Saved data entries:
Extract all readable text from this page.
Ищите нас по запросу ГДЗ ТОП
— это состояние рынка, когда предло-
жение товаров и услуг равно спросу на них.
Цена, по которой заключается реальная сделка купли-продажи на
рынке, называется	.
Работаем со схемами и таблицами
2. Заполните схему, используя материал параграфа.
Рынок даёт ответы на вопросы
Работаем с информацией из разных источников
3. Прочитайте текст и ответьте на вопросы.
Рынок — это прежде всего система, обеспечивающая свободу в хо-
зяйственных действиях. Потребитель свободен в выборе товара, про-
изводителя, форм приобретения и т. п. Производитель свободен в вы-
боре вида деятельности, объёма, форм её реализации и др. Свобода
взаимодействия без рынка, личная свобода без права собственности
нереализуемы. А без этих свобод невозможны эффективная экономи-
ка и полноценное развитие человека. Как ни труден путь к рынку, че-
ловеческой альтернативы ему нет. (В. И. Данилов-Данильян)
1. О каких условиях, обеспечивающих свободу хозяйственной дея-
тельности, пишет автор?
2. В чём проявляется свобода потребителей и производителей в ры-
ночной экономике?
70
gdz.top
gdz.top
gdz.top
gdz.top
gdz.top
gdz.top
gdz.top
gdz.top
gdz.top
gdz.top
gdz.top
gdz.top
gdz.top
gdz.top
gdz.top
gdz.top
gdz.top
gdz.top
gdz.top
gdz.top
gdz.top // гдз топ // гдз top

#### Problem details
From the material above, count the lines that include "Работаем" and give only the total.

#### Answer to this problem
2